§ **Work task**:
When you return the data, keep every word exact and include none of the images.

Stored data:
┏━━
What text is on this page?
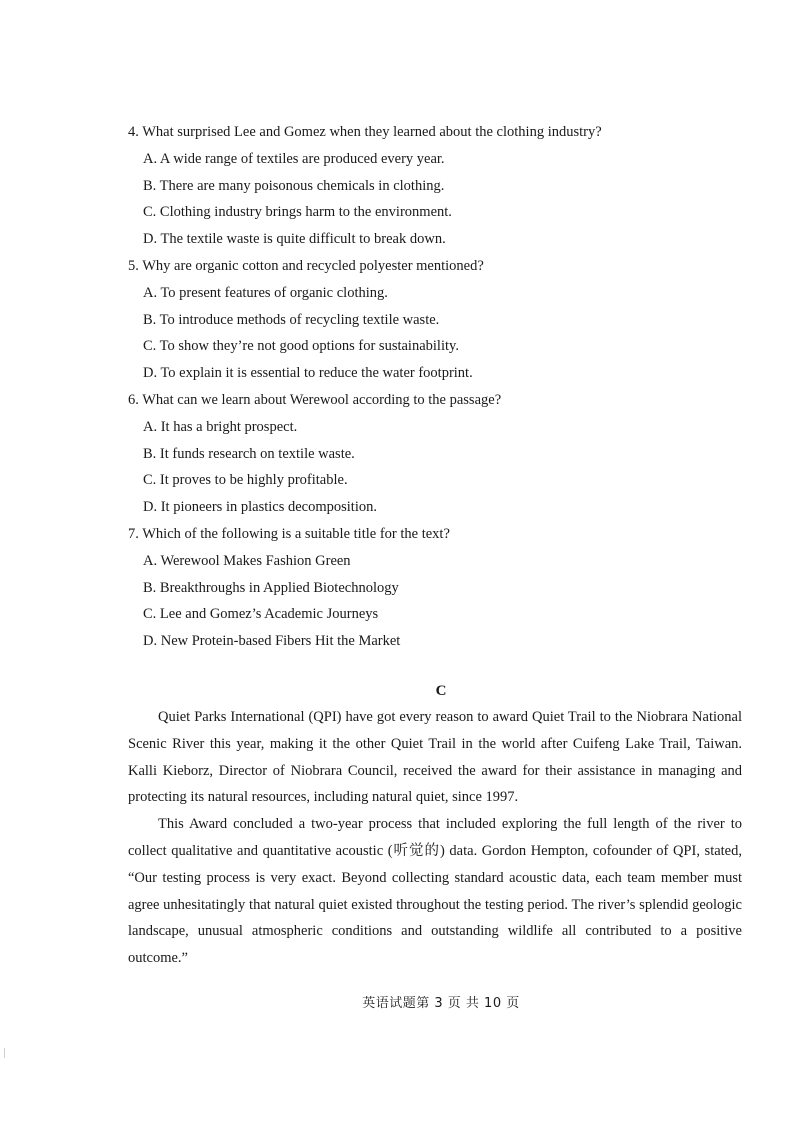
4. What surprised Lee and Gomez when they learned about the clothing industry?
A. A wide range of textiles are produced every year.
B. There are many poisonous chemicals in clothing.
C. Clothing industry brings harm to the environment.
D. The textile waste is quite difficult to break down.
5. Why are organic cotton and recycled polyester mentioned?
A. To present features of organic clothing.
B. To introduce methods of recycling textile waste.
C. To show they’re not good options for sustainability.
D. To explain it is essential to reduce the water footprint.
6. What can we learn about Werewool according to the passage?
A. It has a bright prospect.
B. It funds research on textile waste.
C. It proves to be highly profitable.
D. It pioneers in plastics decomposition.
7. Which of the following is a suitable title for the text?
A. Werewool Makes Fashion Green
B. Breakthroughs in Applied Biotechnology
C. Lee and Gomez’s Academic Journeys
D. New Protein-based Fibers Hit the Market
C

Quiet Parks International (QPI) have got every reason to award Quiet Trail to the Niobrara National Scenic River this year, making it the other Quiet Trail in the world after Cuifeng Lake Trail, Taiwan. Kalli Kieborz, Director of Niobrara Council, received the award for their assistance in managing and protecting its natural resources, including natural quiet, since 1997.

This Award concluded a two-year process that included exploring the full length of the river to collect qualitative and quantitative acoustic (听觉的) data. Gordon Hempton, cofounder of QPI, stated, “Our testing process is very exact. Beyond collecting standard acoustic data, each team member must agree unhesitatingly that natural quiet existed throughout the testing period. The river’s splendid geologic landscape, unusual atmospheric conditions and outstanding wildlife all contributed to a positive outcome.”

英语试题第 3 页 共 10 页
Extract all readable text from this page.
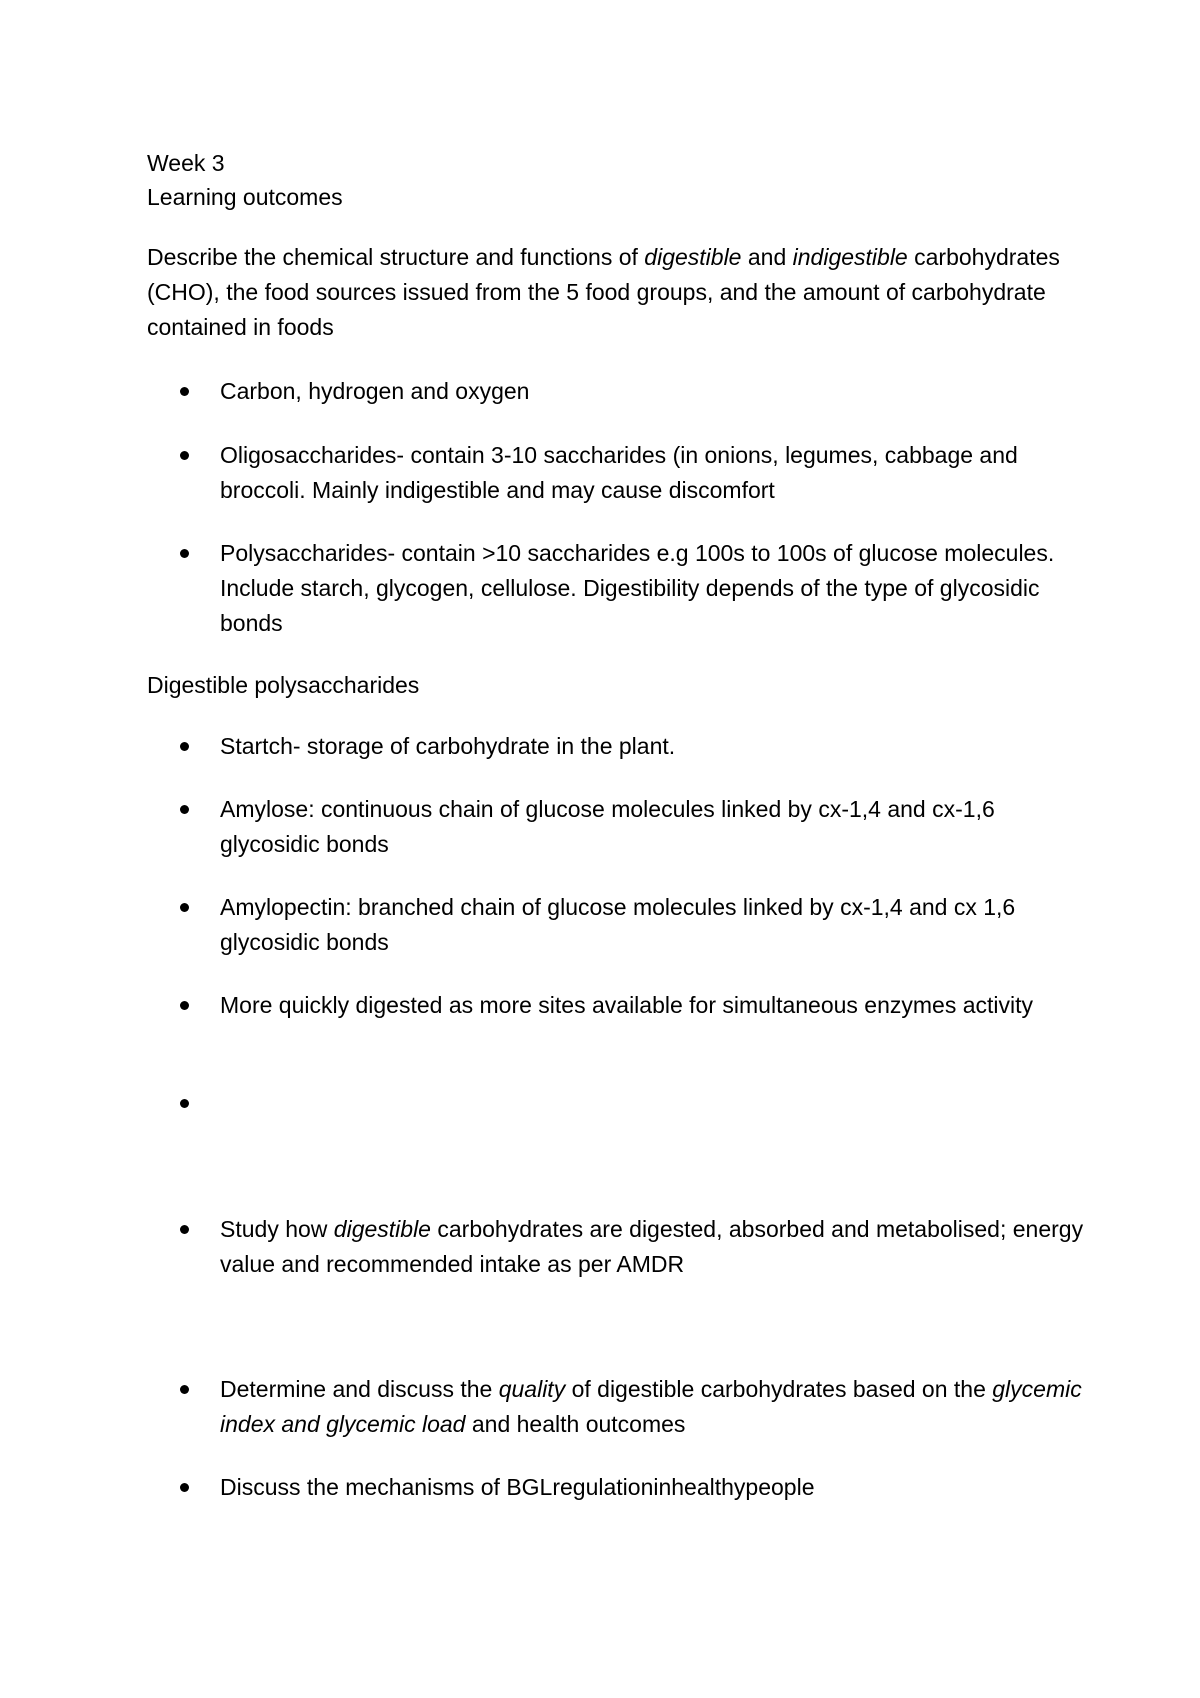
Week 3
Learning outcomes
Describe the chemical structure and functions of digestible and indigestible carbohydrates (CHO), the food sources issued from the 5 food groups, and the amount of carbohydrate contained in foods
Carbon, hydrogen and oxygen
Oligosaccharides- contain 3-10 saccharides (in onions, legumes, cabbage and broccoli. Mainly indigestible and may cause discomfort
Polysaccharides- contain >10 saccharides e.g 100s to 100s of glucose molecules. Include starch, glycogen, cellulose. Digestibility depends of the type of glycosidic bonds
Digestible polysaccharides
Startch- storage of carbohydrate in the plant.
Amylose: continuous chain of glucose molecules linked by cx-1,4 and cx-1,6 glycosidic bonds
Amylopectin: branched chain of glucose molecules linked by cx-1,4 and cx 1,6 glycosidic bonds
More quickly digested as more sites available for simultaneous enzymes activity
Study how digestible carbohydrates are digested, absorbed and metabolised; energy value and recommended intake as per AMDR
Determine and discuss the quality of digestible carbohydrates based on the glycemic index and glycemic load and health outcomes
Discuss the mechanisms of BGLregulationinhealthypeople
┗━━
§ **Exercise solution**:
What text is on this page?
4. What surprised Lee and Gomez when they learned about the clothing industry?
A. A wide range of textiles are produced every year.
B. There are many poisonous chemicals in clothing.
C. Clothing industry brings harm to the environment.
D. The textile waste is quite difficult to break down.
5. Why are organic cotton and recycled polyester mentioned?
A. To present features of organic clothing.
B. To introduce methods of recycling textile waste.
C. To show they’re not good options for sustainability.
D. To explain it is essential to reduce the water footprint.
6. What can we learn about Werewool according to the passage?
A. It has a bright prospect.
B. It funds research on textile waste.
C. It proves to be highly profitable.
D. It pioneers in plastics decomposition.
7. Which of the following is a suitable title for the text?
A. Werewool Makes Fashion Green
B. Breakthroughs in Applied Biotechnology
C. Lee and Gomez’s Academic Journeys
D. New Protein-based Fibers Hit the Market
C

Quiet Parks International (QPI) have got every reason to award Quiet Trail to the Niobrara National Scenic River this year, making it the other Quiet Trail in the world after Cuifeng Lake Trail, Taiwan. Kalli Kieborz, Director of Niobrara Council, received the award for their assistance in managing and protecting its natural resources, including natural quiet, since 1997.

This Award concluded a two-year process that included exploring the full length of the river to collect qualitative and quantitative acoustic (听觉的) data. Gordon Hempton, cofounder of QPI, stated, “Our testing process is very exact. Beyond collecting standard acoustic data, each team member must agree unhesitatingly that natural quiet existed throughout the testing period. The river’s splendid geologic landscape, unusual atmospheric conditions and outstanding wildlife all contributed to a positive outcome.”

英语试题第 3 页 共 10 页
Extract all readable text from this page.
Week 3
Learning outcomes
Describe the chemical structure and functions of digestible and indigestible carbohydrates (CHO), the food sources issued from the 5 food groups, and the amount of carbohydrate contained in foods
Carbon, hydrogen and oxygen
Oligosaccharides- contain 3-10 saccharides (in onions, legumes, cabbage and broccoli. Mainly indigestible and may cause discomfort
Polysaccharides- contain >10 saccharides e.g 100s to 100s of glucose molecules. Include starch, glycogen, cellulose. Digestibility depends of the type of glycosidic bonds
Digestible polysaccharides
Startch- storage of carbohydrate in the plant.
Amylose: continuous chain of glucose molecules linked by cx-1,4 and cx-1,6 glycosidic bonds
Amylopectin: branched chain of glucose molecules linked by cx-1,4 and cx 1,6 glycosidic bonds
More quickly digested as more sites available for simultaneous enzymes activity
Study how digestible carbohydrates are digested, absorbed and metabolised; energy value and recommended intake as per AMDR
Determine and discuss the quality of digestible carbohydrates based on the glycemic index and glycemic load and health outcomes
Discuss the mechanisms of BGLregulationinhealthypeople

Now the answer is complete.